##### THE DATA #####

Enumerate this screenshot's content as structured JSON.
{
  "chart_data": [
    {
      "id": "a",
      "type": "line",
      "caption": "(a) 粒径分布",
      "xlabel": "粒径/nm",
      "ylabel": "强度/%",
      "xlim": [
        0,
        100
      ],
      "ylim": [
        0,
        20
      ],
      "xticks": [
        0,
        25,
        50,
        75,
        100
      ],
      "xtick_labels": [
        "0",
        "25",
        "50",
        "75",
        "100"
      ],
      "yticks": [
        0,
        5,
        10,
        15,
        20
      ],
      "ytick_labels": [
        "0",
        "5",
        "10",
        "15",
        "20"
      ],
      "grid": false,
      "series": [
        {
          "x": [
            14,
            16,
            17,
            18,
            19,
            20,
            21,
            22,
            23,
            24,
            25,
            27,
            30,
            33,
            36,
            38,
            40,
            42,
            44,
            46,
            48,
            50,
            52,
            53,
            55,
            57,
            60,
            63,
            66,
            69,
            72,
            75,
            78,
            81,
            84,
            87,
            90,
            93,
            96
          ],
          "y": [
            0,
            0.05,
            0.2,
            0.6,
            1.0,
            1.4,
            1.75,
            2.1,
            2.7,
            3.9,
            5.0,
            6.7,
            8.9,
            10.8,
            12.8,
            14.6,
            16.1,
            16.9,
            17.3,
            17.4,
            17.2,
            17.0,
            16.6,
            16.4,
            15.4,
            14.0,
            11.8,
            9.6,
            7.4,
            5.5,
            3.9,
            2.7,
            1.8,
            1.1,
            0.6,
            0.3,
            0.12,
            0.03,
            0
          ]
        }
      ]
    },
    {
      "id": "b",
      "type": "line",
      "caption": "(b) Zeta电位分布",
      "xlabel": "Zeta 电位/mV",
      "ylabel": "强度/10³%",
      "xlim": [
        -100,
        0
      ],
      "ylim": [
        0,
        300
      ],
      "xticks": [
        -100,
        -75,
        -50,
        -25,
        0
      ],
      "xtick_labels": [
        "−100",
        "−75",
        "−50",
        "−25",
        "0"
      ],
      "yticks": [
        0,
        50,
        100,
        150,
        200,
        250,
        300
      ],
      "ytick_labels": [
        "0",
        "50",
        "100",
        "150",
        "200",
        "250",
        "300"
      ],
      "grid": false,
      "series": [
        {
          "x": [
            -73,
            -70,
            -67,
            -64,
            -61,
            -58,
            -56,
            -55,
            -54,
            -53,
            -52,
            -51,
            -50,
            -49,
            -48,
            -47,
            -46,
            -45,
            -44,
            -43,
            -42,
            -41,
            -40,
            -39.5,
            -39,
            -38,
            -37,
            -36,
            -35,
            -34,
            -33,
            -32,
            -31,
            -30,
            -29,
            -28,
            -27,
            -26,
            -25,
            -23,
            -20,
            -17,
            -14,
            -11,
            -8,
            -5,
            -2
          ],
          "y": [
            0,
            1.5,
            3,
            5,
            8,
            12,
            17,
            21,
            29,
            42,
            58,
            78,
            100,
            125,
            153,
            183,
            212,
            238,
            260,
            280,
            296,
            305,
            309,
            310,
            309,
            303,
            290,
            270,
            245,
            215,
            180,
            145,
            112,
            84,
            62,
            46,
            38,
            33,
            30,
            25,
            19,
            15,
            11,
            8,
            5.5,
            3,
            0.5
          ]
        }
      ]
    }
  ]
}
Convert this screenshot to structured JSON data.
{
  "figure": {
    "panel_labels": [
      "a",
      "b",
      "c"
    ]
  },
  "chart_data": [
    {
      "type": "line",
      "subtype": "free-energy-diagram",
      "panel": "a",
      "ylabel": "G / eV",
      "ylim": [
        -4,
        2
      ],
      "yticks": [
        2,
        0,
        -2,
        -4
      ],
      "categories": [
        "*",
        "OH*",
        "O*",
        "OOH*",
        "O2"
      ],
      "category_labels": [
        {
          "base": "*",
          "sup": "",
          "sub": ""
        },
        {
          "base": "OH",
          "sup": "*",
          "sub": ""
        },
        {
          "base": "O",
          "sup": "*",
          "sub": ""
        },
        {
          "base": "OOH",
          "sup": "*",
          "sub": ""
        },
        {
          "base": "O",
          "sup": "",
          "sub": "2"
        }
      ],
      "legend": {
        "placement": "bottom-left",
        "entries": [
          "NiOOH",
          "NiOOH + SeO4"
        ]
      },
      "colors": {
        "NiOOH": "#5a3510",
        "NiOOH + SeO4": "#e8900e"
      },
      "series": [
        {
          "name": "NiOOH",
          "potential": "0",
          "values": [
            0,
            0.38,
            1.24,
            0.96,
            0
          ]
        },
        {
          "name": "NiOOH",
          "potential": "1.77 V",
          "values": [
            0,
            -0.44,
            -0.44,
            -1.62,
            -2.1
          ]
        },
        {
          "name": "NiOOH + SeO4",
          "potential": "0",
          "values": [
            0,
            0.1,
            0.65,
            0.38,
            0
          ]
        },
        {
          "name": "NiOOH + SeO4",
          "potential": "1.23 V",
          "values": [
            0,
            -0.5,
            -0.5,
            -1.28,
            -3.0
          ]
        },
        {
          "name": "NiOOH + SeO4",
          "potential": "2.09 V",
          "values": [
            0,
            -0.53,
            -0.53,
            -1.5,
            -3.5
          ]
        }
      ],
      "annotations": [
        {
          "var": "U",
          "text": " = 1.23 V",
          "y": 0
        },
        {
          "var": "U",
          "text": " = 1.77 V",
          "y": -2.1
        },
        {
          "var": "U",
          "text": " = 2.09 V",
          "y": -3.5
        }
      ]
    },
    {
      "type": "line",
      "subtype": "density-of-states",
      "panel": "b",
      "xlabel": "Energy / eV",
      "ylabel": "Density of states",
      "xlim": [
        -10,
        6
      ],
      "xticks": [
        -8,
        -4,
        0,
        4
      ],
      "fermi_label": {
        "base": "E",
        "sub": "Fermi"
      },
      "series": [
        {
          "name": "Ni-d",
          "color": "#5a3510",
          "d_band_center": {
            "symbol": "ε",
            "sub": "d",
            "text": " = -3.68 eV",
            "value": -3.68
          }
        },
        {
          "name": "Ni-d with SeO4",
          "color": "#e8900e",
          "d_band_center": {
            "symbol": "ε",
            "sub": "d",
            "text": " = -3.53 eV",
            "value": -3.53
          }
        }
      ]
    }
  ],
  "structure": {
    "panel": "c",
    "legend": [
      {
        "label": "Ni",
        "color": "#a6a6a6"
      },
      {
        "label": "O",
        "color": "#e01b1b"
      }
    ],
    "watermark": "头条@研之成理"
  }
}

#####

- **WHAT IS REQUIRED**: Every line above needs to be retyped exactly.

- **RESPONSE**:
Enumerate this screenshot's content as structured JSON.
{
  "chart_data": [
    {
      "id": "a",
      "type": "line",
      "caption": "(a) 粒径分布",
      "xlabel": "粒径/nm",
      "ylabel": "强度/%",
      "xlim": [
        0,
        100
      ],
      "ylim": [
        0,
        20
      ],
      "xticks": [
        0,
        25,
        50,
        75,
        100
      ],
      "xtick_labels": [
        "0",
        "25",
        "50",
        "75",
        "100"
      ],
      "yticks": [
        0,
        5,
        10,
        15,
        20
      ],
      "ytick_labels": [
        "0",
        "5",
        "10",
        "15",
        "20"
      ],
      "grid": false,
      "series": [
        {
          "x": [
            14,
            16,
            17,
            18,
            19,
            20,
            21,
            22,
            23,
            24,
            25,
            27,
            30,
            33,
            36,
            38,
            40,
            42,
            44,
            46,
            48,
            50,
            52,
            53,
            55,
            57,
            60,
            63,
            66,
            69,
            72,
            75,
            78,
            81,
            84,
            87,
            90,
            93,
            96
          ],
          "y": [
            0,
            0.05,
            0.2,
            0.6,
            1.0,
            1.4,
            1.75,
            2.1,
            2.7,
            3.9,
            5.0,
            6.7,
            8.9,
            10.8,
            12.8,
            14.6,
            16.1,
            16.9,
            17.3,
            17.4,
            17.2,
            17.0,
            16.6,
            16.4,
            15.4,
            14.0,
            11.8,
            9.6,
            7.4,
            5.5,
            3.9,
            2.7,
            1.8,
            1.1,
            0.6,
            0.3,
            0.12,
            0.03,
            0
          ]
        }
      ]
    },
    {
      "id": "b",
      "type": "line",
      "caption": "(b) Zeta电位分布",
      "xlabel": "Zeta 电位/mV",
      "ylabel": "强度/10³%",
      "xlim": [
        -100,
        0
      ],
      "ylim": [
        0,
        300
      ],
      "xticks": [
        -100,
        -75,
        -50,
        -25,
        0
      ],
      "xtick_labels": [
        "−100",
        "−75",
        "−50",
        "−25",
        "0"
      ],
      "yticks": [
        0,
        50,
        100,
        150,
        200,
        250,
        300
      ],
      "ytick_labels": [
        "0",
        "50",
        "100",
        "150",
        "200",
        "250",
        "300"
      ],
      "grid": false,
      "series": [
        {
          "x": [
            -73,
            -70,
            -67,
            -64,
            -61,
            -58,
            -56,
            -55,
            -54,
            -53,
            -52,
            -51,
            -50,
            -49,
            -48,
            -47,
            -46,
            -45,
            -44,
            -43,
            -42,
            -41,
            -40,
            -39.5,
            -39,
            -38,
            -37,
            -36,
            -35,
            -34,
            -33,
            -32,
            -31,
            -30,
            -29,
            -28,
            -27,
            -26,
            -25,
            -23,
            -20,
            -17,
            -14,
            -11,
            -8,
            -5,
            -2
          ],
          "y": [
            0,
            1.5,
            3,
            5,
            8,
            12,
            17,
            21,
            29,
            42,
            58,
            78,
            100,
            125,
            153,
            183,
            212,
            238,
            260,
            280,
            296,
            305,
            309,
            310,
            309,
            303,
            290,
            270,
            245,
            215,
            180,
            145,
            112,
            84,
            62,
            46,
            38,
            33,
            30,
            25,
            19,
            15,
            11,
            8,
            5.5,
            3,
            0.5
          ]
        }
      ]
    }
  ]
}
Convert this screenshot to structured JSON data.
{
  "figure": {
    "panel_labels": [
      "a",
      "b",
      "c"
    ]
  },
  "chart_data": [
    {
      "type": "line",
      "subtype": "free-energy-diagram",
      "panel": "a",
      "ylabel": "G / eV",
      "ylim": [
        -4,
        2
      ],
      "yticks": [
        2,
        0,
        -2,
        -4
      ],
      "categories": [
        "*",
        "OH*",
        "O*",
        "OOH*",
        "O2"
      ],
      "category_labels": [
        {
          "base": "*",
          "sup": "",
          "sub": ""
        },
        {
          "base": "OH",
          "sup": "*",
          "sub": ""
        },
        {
          "base": "O",
          "sup": "*",
          "sub": ""
        },
        {
          "base": "OOH",
          "sup": "*",
          "sub": ""
        },
        {
          "base": "O",
          "sup": "",
          "sub": "2"
        }
      ],
      "legend": {
        "placement": "bottom-left",
        "entries": [
          "NiOOH",
          "NiOOH + SeO4"
        ]
      },
      "colors": {
        "NiOOH": "#5a3510",
        "NiOOH + SeO4": "#e8900e"
      },
      "series": [
        {
          "name": "NiOOH",
          "potential": "0",
          "values": [
            0,
            0.38,
            1.24,
            0.96,
            0
          ]
        },
        {
          "name": "NiOOH",
          "potential": "1.77 V",
          "values": [
            0,
            -0.44,
            -0.44,
            -1.62,
            -2.1
          ]
        },
        {
          "name": "NiOOH + SeO4",
          "potential": "0",
          "values": [
            0,
            0.1,
            0.65,
            0.38,
            0
          ]
        },
        {
          "name": "NiOOH + SeO4",
          "potential": "1.23 V",
          "values": [
            0,
            -0.5,
            -0.5,
            -1.28,
            -3.0
          ]
        },
        {
          "name": "NiOOH + SeO4",
          "potential": "2.09 V",
          "values": [
            0,
            -0.53,
            -0.53,
            -1.5,
            -3.5
          ]
        }
      ],
      "annotations": [
        {
          "var": "U",
          "text": " = 1.23 V",
          "y": 0
        },
        {
          "var": "U",
          "text": " = 1.77 V",
          "y": -2.1
        },
        {
          "var": "U",
          "text": " = 2.09 V",
          "y": -3.5
        }
      ]
    },
    {
      "type": "line",
      "subtype": "density-of-states",
      "panel": "b",
      "xlabel": "Energy / eV",
      "ylabel": "Density of states",
      "xlim": [
        -10,
        6
      ],
      "xticks": [
        -8,
        -4,
        0,
        4
      ],
      "fermi_label": {
        "base": "E",
        "sub": "Fermi"
      },
      "series": [
        {
          "name": "Ni-d",
          "color": "#5a3510",
          "d_band_center": {
            "symbol": "ε",
            "sub": "d",
            "text": " = -3.68 eV",
            "value": -3.68
          }
        },
        {
          "name": "Ni-d with SeO4",
          "color": "#e8900e",
          "d_band_center": {
            "symbol": "ε",
            "sub": "d",
            "text": " = -3.53 eV",
            "value": -3.53
          }
        }
      ]
    }
  ],
  "structure": {
    "panel": "c",
    "legend": [
      {
        "label": "Ni",
        "color": "#a6a6a6"
      },
      {
        "label": "O",
        "color": "#e01b1b"
      }
    ],
    "watermark": "头条@研之成理"
  }
}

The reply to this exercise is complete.